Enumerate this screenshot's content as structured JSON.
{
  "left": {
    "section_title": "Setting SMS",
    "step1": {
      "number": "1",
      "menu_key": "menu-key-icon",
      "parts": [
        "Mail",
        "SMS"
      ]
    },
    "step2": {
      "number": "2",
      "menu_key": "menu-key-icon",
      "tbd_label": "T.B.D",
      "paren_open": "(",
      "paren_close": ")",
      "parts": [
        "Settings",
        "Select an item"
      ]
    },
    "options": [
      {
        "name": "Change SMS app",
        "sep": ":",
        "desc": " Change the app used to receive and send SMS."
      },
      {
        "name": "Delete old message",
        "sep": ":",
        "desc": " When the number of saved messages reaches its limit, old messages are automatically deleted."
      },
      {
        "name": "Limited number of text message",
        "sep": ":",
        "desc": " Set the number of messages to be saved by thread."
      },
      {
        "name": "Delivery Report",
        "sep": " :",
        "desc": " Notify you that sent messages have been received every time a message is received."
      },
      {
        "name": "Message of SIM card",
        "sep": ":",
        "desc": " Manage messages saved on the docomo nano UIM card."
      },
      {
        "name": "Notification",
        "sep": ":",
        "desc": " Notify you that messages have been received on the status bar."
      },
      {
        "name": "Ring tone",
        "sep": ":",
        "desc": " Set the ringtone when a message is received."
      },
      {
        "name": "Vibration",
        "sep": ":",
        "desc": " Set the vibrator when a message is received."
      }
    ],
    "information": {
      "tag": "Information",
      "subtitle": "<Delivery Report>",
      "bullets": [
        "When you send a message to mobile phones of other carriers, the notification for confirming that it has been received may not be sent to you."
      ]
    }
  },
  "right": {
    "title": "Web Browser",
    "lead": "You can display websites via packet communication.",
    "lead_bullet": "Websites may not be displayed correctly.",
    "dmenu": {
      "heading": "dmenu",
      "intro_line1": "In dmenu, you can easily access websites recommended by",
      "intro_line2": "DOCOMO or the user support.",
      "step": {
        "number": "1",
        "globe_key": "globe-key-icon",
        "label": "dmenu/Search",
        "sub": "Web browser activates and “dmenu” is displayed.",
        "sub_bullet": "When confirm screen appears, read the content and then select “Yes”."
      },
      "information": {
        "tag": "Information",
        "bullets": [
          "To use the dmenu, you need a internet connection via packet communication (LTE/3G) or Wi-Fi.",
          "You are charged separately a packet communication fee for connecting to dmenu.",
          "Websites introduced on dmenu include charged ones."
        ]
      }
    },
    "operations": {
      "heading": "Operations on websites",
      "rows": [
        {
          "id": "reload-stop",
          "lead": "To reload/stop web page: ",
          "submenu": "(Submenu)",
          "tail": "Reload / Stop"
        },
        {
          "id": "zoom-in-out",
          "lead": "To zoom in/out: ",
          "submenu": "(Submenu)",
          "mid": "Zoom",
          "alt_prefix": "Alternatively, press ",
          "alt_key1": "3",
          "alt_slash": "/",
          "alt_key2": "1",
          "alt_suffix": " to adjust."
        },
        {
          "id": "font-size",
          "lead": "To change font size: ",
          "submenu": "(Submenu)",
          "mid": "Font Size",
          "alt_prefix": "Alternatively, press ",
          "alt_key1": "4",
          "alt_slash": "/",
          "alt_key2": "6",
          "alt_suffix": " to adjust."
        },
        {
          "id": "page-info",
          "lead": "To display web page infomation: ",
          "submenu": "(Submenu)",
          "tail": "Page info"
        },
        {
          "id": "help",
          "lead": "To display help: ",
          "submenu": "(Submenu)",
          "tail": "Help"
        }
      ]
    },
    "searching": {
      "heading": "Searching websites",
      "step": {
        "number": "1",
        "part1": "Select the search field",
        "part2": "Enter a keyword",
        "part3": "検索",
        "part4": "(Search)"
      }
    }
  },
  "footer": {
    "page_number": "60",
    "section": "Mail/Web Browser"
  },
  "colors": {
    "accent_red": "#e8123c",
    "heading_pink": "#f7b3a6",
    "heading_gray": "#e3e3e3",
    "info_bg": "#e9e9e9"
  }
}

+ + +

● **Instructions for the task**: All of the entries need to be reproduced exactly; please write them out.

● **Reply**:
Enumerate this screenshot's content as structured JSON.
{
  "left": {
    "section_title": "Setting SMS",
    "step1": {
      "number": "1",
      "menu_key": "menu-key-icon",
      "parts": [
        "Mail",
        "SMS"
      ]
    },
    "step2": {
      "number": "2",
      "menu_key": "menu-key-icon",
      "tbd_label": "T.B.D",
      "paren_open": "(",
      "paren_close": ")",
      "parts": [
        "Settings",
        "Select an item"
      ]
    },
    "options": [
      {
        "name": "Change SMS app",
        "sep": ":",
        "desc": " Change the app used to receive and send SMS."
      },
      {
        "name": "Delete old message",
        "sep": ":",
        "desc": " When the number of saved messages reaches its limit, old messages are automatically deleted."
      },
      {
        "name": "Limited number of text message",
        "sep": ":",
        "desc": " Set the number of messages to be saved by thread."
      },
      {
        "name": "Delivery Report",
        "sep": " :",
        "desc": " Notify you that sent messages have been received every time a message is received."
      },
      {
        "name": "Message of SIM card",
        "sep": ":",
        "desc": " Manage messages saved on the docomo nano UIM card."
      },
      {
        "name": "Notification",
        "sep": ":",
        "desc": " Notify you that messages have been received on the status bar."
      },
      {
        "name": "Ring tone",
        "sep": ":",
        "desc": " Set the ringtone when a message is received."
      },
      {
        "name": "Vibration",
        "sep": ":",
        "desc": " Set the vibrator when a message is received."
      }
    ],
    "information": {
      "tag": "Information",
      "subtitle": "<Delivery Report>",
      "bullets": [
        "When you send a message to mobile phones of other carriers, the notification for confirming that it has been received may not be sent to you."
      ]
    }
  },
  "right": {
    "title": "Web Browser",
    "lead": "You can display websites via packet communication.",
    "lead_bullet": "Websites may not be displayed correctly.",
    "dmenu": {
      "heading": "dmenu",
      "intro_line1": "In dmenu, you can easily access websites recommended by",
      "intro_line2": "DOCOMO or the user support.",
      "step": {
        "number": "1",
        "globe_key": "globe-key-icon",
        "label": "dmenu/Search",
        "sub": "Web browser activates and “dmenu” is displayed.",
        "sub_bullet": "When confirm screen appears, read the content and then select “Yes”."
      },
      "information": {
        "tag": "Information",
        "bullets": [
          "To use the dmenu, you need a internet connection via packet communication (LTE/3G) or Wi-Fi.",
          "You are charged separately a packet communication fee for connecting to dmenu.",
          "Websites introduced on dmenu include charged ones."
        ]
      }
    },
    "operations": {
      "heading": "Operations on websites",
      "rows": [
        {
          "id": "reload-stop",
          "lead": "To reload/stop web page: ",
          "submenu": "(Submenu)",
          "tail": "Reload / Stop"
        },
        {
          "id": "zoom-in-out",
          "lead": "To zoom in/out: ",
          "submenu": "(Submenu)",
          "mid": "Zoom",
          "alt_prefix": "Alternatively, press ",
          "alt_key1": "3",
          "alt_slash": "/",
          "alt_key2": "1",
          "alt_suffix": " to adjust."
        },
        {
          "id": "font-size",
          "lead": "To change font size: ",
          "submenu": "(Submenu)",
          "mid": "Font Size",
          "alt_prefix": "Alternatively, press ",
          "alt_key1": "4",
          "alt_slash": "/",
          "alt_key2": "6",
          "alt_suffix": " to adjust."
        },
        {
          "id": "page-info",
          "lead": "To display web page infomation: ",
          "submenu": "(Submenu)",
          "tail": "Page info"
        },
        {
          "id": "help",
          "lead": "To display help: ",
          "submenu": "(Submenu)",
          "tail": "Help"
        }
      ]
    },
    "searching": {
      "heading": "Searching websites",
      "step": {
        "number": "1",
        "part1": "Select the search field",
        "part2": "Enter a keyword",
        "part3": "検索",
        "part4": "(Search)"
      }
    }
  },
  "footer": {
    "page_number": "60",
    "section": "Mail/Web Browser"
  },
  "colors": {
    "accent_red": "#e8123c",
    "heading_pink": "#f7b3a6",
    "heading_gray": "#e3e3e3",
    "info_bg": "#e9e9e9"
  }
}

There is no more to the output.